**What to produce:** Leaving out every picture, quote the data below exactly as it appears.

**Exercise material:**
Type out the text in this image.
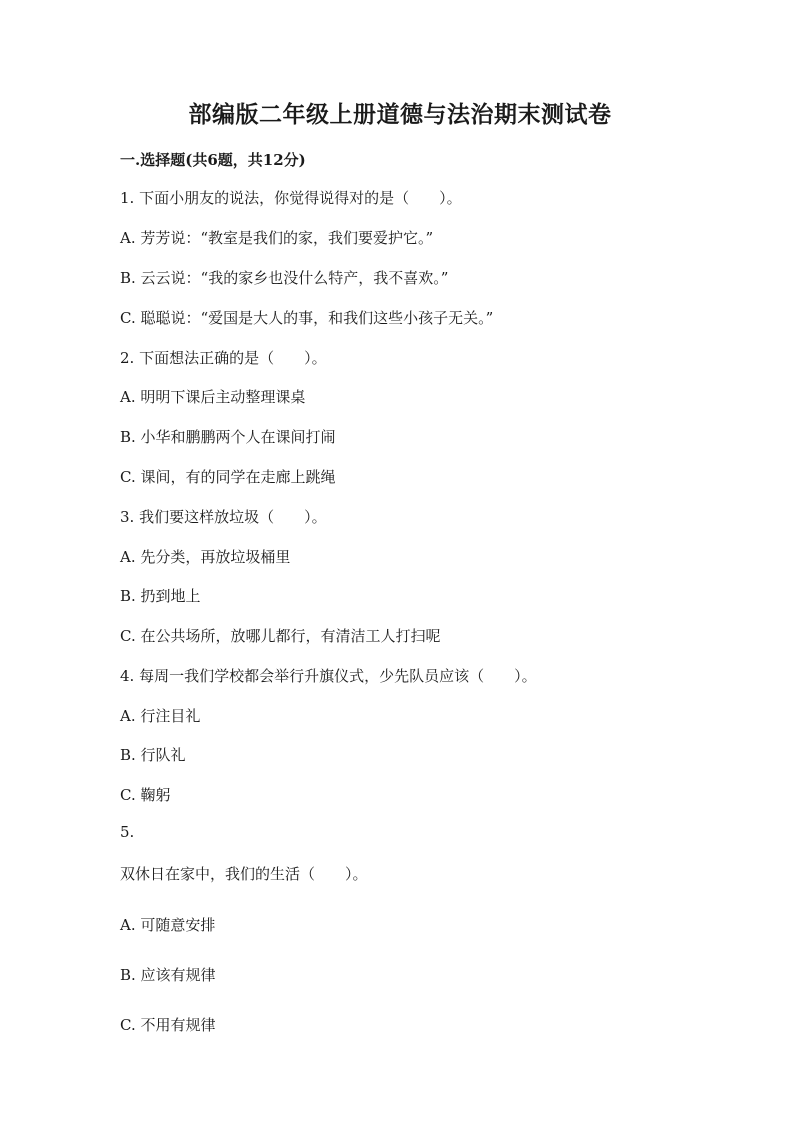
部编版二年级上册道德与法治期末测试卷
一.选择题(共6题，共12分)
1. 下面小朋友的说法，你觉得说得对的是（　　）。
A. 芳芳说：“教室是我们的家，我们要爱护它。”
B. 云云说：“我的家乡也没什么特产，我不喜欢。”
C. 聪聪说：“爱国是大人的事，和我们这些小孩子无关。”
2. 下面想法正确的是（　　）。
A. 明明下课后主动整理课桌
B. 小华和鹏鹏两个人在课间打闹
C. 课间，有的同学在走廊上跳绳
3. 我们要这样放垃圾（　　）。
A. 先分类，再放垃圾桶里
B. 扔到地上
C. 在公共场所，放哪儿都行，有清洁工人打扫呢
4. 每周一我们学校都会举行升旗仪式，少先队员应该（　　）。
A. 行注目礼
B. 行队礼
C. 鞠躬
5.
双休日在家中，我们的生活（　　）。
A. 可随意安排
B. 应该有规律
C. 不用有规律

**Expected answer:**
Type out the text in this image.
部编版二年级上册道德与法治期末测试卷
一.选择题(共6题，共12分)
1. 下面小朋友的说法，你觉得说得对的是（　　）。
A. 芳芳说：“教室是我们的家，我们要爱护它。”
B. 云云说：“我的家乡也没什么特产，我不喜欢。”
C. 聪聪说：“爱国是大人的事，和我们这些小孩子无关。”
2. 下面想法正确的是（　　）。
A. 明明下课后主动整理课桌
B. 小华和鹏鹏两个人在课间打闹
C. 课间，有的同学在走廊上跳绳
3. 我们要这样放垃圾（　　）。
A. 先分类，再放垃圾桶里
B. 扔到地上
C. 在公共场所，放哪儿都行，有清洁工人打扫呢
4. 每周一我们学校都会举行升旗仪式，少先队员应该（　　）。
A. 行注目礼
B. 行队礼
C. 鞠躬
5.
双休日在家中，我们的生活（　　）。
A. 可随意安排
B. 应该有规律
C. 不用有规律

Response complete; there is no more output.